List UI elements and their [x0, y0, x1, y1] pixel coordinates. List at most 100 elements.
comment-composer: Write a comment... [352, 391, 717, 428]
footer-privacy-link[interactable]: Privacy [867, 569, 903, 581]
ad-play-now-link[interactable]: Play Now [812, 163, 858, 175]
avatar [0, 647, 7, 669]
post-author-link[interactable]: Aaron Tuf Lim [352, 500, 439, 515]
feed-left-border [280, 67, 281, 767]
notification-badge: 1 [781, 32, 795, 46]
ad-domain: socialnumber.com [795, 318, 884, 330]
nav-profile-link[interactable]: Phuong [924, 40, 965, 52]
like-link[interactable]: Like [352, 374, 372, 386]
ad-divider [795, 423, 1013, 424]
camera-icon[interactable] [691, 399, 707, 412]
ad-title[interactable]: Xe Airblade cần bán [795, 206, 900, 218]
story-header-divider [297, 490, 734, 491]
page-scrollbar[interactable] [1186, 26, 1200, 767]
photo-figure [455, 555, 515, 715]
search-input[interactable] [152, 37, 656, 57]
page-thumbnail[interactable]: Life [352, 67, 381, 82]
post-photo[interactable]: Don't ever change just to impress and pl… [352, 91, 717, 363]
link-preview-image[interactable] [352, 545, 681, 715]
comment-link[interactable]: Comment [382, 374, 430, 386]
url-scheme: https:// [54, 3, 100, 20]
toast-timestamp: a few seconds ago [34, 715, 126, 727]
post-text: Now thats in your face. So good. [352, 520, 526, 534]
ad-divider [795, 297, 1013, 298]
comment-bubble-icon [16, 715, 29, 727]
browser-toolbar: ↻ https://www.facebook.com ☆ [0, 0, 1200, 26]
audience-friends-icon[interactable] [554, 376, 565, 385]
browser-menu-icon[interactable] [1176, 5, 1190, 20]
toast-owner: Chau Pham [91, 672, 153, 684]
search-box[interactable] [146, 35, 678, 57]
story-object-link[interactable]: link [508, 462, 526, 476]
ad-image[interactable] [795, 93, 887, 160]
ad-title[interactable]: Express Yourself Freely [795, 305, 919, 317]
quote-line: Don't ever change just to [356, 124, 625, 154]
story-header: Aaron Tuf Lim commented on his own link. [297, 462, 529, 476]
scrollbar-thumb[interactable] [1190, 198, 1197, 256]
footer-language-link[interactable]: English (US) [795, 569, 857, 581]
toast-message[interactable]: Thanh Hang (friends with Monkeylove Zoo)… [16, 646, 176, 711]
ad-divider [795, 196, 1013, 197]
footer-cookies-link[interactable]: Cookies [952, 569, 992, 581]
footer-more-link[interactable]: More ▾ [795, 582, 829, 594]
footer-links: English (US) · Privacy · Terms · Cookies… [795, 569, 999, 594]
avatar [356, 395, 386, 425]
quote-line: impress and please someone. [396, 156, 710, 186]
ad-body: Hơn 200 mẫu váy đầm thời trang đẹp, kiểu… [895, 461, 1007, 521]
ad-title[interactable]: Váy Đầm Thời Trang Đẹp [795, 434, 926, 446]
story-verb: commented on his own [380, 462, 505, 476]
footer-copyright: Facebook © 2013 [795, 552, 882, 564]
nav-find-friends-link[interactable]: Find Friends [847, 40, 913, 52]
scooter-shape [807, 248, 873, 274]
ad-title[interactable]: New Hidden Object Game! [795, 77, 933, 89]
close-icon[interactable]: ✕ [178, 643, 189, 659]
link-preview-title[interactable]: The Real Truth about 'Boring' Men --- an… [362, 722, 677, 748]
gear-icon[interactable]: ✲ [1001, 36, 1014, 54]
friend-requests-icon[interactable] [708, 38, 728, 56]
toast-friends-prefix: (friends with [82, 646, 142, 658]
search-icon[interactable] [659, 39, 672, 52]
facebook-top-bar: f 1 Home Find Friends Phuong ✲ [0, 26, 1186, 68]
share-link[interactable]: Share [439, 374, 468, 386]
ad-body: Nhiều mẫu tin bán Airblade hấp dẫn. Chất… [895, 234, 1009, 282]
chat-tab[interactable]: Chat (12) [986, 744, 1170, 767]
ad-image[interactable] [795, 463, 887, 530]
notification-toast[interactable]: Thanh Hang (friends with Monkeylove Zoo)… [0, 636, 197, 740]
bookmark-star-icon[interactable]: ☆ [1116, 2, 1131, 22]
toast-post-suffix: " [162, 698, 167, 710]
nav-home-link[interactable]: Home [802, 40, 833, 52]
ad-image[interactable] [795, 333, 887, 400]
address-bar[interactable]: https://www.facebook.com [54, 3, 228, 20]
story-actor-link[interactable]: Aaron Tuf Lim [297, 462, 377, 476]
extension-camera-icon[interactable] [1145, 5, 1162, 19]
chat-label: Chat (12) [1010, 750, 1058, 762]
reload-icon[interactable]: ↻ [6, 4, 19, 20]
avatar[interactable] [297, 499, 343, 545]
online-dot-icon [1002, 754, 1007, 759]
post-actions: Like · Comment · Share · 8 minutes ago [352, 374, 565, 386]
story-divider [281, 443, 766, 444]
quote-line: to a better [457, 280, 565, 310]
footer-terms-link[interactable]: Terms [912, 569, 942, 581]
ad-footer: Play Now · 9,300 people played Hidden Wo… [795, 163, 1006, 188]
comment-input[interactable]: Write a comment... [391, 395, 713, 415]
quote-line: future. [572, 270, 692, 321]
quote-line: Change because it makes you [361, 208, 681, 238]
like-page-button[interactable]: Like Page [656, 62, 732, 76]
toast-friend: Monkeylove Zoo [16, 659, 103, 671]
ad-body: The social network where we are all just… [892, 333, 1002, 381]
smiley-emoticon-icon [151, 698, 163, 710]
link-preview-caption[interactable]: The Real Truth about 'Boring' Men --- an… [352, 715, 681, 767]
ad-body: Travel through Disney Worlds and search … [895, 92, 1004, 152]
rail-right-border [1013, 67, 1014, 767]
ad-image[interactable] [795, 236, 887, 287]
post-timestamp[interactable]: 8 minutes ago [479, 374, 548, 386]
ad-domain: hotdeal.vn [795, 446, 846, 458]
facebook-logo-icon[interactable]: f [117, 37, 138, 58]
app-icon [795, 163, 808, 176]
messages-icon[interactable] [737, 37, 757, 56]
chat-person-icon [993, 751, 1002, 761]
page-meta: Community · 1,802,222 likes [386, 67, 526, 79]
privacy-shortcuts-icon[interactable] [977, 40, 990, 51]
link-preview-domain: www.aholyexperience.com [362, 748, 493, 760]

********

◆ **Problem requirements**: Copy out all of the lines above word for word, keeping their order.

◆ **Result of the exercise**:
List UI elements and their [x0, y0, x1, y1] pixel coordinates. List at most 100 elements.
comment-composer: Write a comment... [352, 391, 717, 428]
footer-privacy-link[interactable]: Privacy [867, 569, 903, 581]
ad-play-now-link[interactable]: Play Now [812, 163, 858, 175]
avatar [0, 647, 7, 669]
post-author-link[interactable]: Aaron Tuf Lim [352, 500, 439, 515]
feed-left-border [280, 67, 281, 767]
notification-badge: 1 [781, 32, 795, 46]
ad-domain: socialnumber.com [795, 318, 884, 330]
nav-profile-link[interactable]: Phuong [924, 40, 965, 52]
like-link[interactable]: Like [352, 374, 372, 386]
ad-divider [795, 423, 1013, 424]
camera-icon[interactable] [691, 399, 707, 412]
ad-title[interactable]: Xe Airblade cần bán [795, 206, 900, 218]
story-header-divider [297, 490, 734, 491]
page-scrollbar[interactable] [1186, 26, 1200, 767]
photo-figure [455, 555, 515, 715]
search-input[interactable] [152, 37, 656, 57]
page-thumbnail[interactable]: Life [352, 67, 381, 82]
post-photo[interactable]: Don't ever change just to impress and pl… [352, 91, 717, 363]
link-preview-image[interactable] [352, 545, 681, 715]
comment-link[interactable]: Comment [382, 374, 430, 386]
url-scheme: https:// [54, 3, 100, 20]
toast-timestamp: a few seconds ago [34, 715, 126, 727]
post-text: Now thats in your face. So good. [352, 520, 526, 534]
ad-divider [795, 297, 1013, 298]
comment-bubble-icon [16, 715, 29, 727]
browser-toolbar: ↻ https://www.facebook.com ☆ [0, 0, 1200, 26]
audience-friends-icon[interactable] [554, 376, 565, 385]
browser-menu-icon[interactable] [1176, 5, 1190, 20]
toast-owner: Chau Pham [91, 672, 153, 684]
search-box[interactable] [146, 35, 678, 57]
story-object-link[interactable]: link [508, 462, 526, 476]
ad-image[interactable] [795, 93, 887, 160]
ad-title[interactable]: Express Yourself Freely [795, 305, 919, 317]
quote-line: Don't ever change just to [356, 124, 625, 154]
story-header: Aaron Tuf Lim commented on his own link. [297, 462, 529, 476]
scrollbar-thumb[interactable] [1190, 198, 1197, 256]
footer-language-link[interactable]: English (US) [795, 569, 857, 581]
toast-message[interactable]: Thanh Hang (friends with Monkeylove Zoo)… [16, 646, 176, 711]
ad-divider [795, 196, 1013, 197]
footer-cookies-link[interactable]: Cookies [952, 569, 992, 581]
footer-more-link[interactable]: More ▾ [795, 582, 829, 594]
footer-links: English (US) · Privacy · Terms · Cookies… [795, 569, 999, 594]
avatar [356, 395, 386, 425]
quote-line: impress and please someone. [396, 156, 710, 186]
ad-body: Hơn 200 mẫu váy đầm thời trang đẹp, kiểu… [895, 461, 1007, 521]
ad-title[interactable]: Váy Đầm Thời Trang Đẹp [795, 434, 926, 446]
story-verb: commented on his own [380, 462, 505, 476]
footer-copyright: Facebook © 2013 [795, 552, 882, 564]
nav-find-friends-link[interactable]: Find Friends [847, 40, 913, 52]
scooter-shape [807, 248, 873, 274]
ad-title[interactable]: New Hidden Object Game! [795, 77, 933, 89]
close-icon[interactable]: ✕ [178, 643, 189, 659]
link-preview-title[interactable]: The Real Truth about 'Boring' Men --- an… [362, 722, 677, 748]
gear-icon[interactable]: ✲ [1001, 36, 1014, 54]
friend-requests-icon[interactable] [708, 38, 728, 56]
toast-friends-prefix: (friends with [82, 646, 142, 658]
search-icon[interactable] [659, 39, 672, 52]
facebook-top-bar: f 1 Home Find Friends Phuong ✲ [0, 26, 1186, 68]
share-link[interactable]: Share [439, 374, 468, 386]
ad-body: Nhiều mẫu tin bán Airblade hấp dẫn. Chất… [895, 234, 1009, 282]
chat-tab[interactable]: Chat (12) [986, 744, 1170, 767]
ad-image[interactable] [795, 463, 887, 530]
notification-toast[interactable]: Thanh Hang (friends with Monkeylove Zoo)… [0, 636, 197, 740]
bookmark-star-icon[interactable]: ☆ [1116, 2, 1131, 22]
toast-post-suffix: " [162, 698, 167, 710]
nav-home-link[interactable]: Home [802, 40, 833, 52]
ad-image[interactable] [795, 333, 887, 400]
address-bar[interactable]: https://www.facebook.com [54, 3, 228, 20]
story-actor-link[interactable]: Aaron Tuf Lim [297, 462, 377, 476]
extension-camera-icon[interactable] [1145, 5, 1162, 19]
chat-label: Chat (12) [1010, 750, 1058, 762]
reload-icon[interactable]: ↻ [6, 4, 19, 20]
avatar[interactable] [297, 499, 343, 545]
online-dot-icon [1002, 754, 1007, 759]
post-actions: Like · Comment · Share · 8 minutes ago [352, 374, 565, 386]
story-divider [281, 443, 766, 444]
quote-line: to a better [457, 280, 565, 310]
footer-terms-link[interactable]: Terms [912, 569, 942, 581]
ad-footer: Play Now · 9,300 people played Hidden Wo… [795, 163, 1006, 188]
comment-input[interactable]: Write a comment... [391, 395, 713, 415]
quote-line: future. [572, 270, 692, 321]
quote-line: Change because it makes you [361, 208, 681, 238]
like-page-button[interactable]: Like Page [656, 62, 732, 76]
toast-friend: Monkeylove Zoo [16, 659, 103, 671]
ad-body: The social network where we are all just… [892, 333, 1002, 381]
smiley-emoticon-icon [151, 698, 163, 710]
link-preview-caption[interactable]: The Real Truth about 'Boring' Men --- an… [352, 715, 681, 767]
ad-body: Travel through Disney Worlds and search … [895, 92, 1004, 152]
rail-right-border [1013, 67, 1014, 767]
ad-image[interactable] [795, 236, 887, 287]
post-timestamp[interactable]: 8 minutes ago [479, 374, 548, 386]
ad-domain: hotdeal.vn [795, 446, 846, 458]
facebook-logo-icon[interactable]: f [117, 37, 138, 58]
app-icon [795, 163, 808, 176]
messages-icon[interactable] [737, 37, 757, 56]
chat-person-icon [993, 751, 1002, 761]
page-meta: Community · 1,802,222 likes [386, 67, 526, 79]
privacy-shortcuts-icon[interactable] [977, 40, 990, 51]
link-preview-domain: www.aholyexperience.com [362, 748, 493, 760]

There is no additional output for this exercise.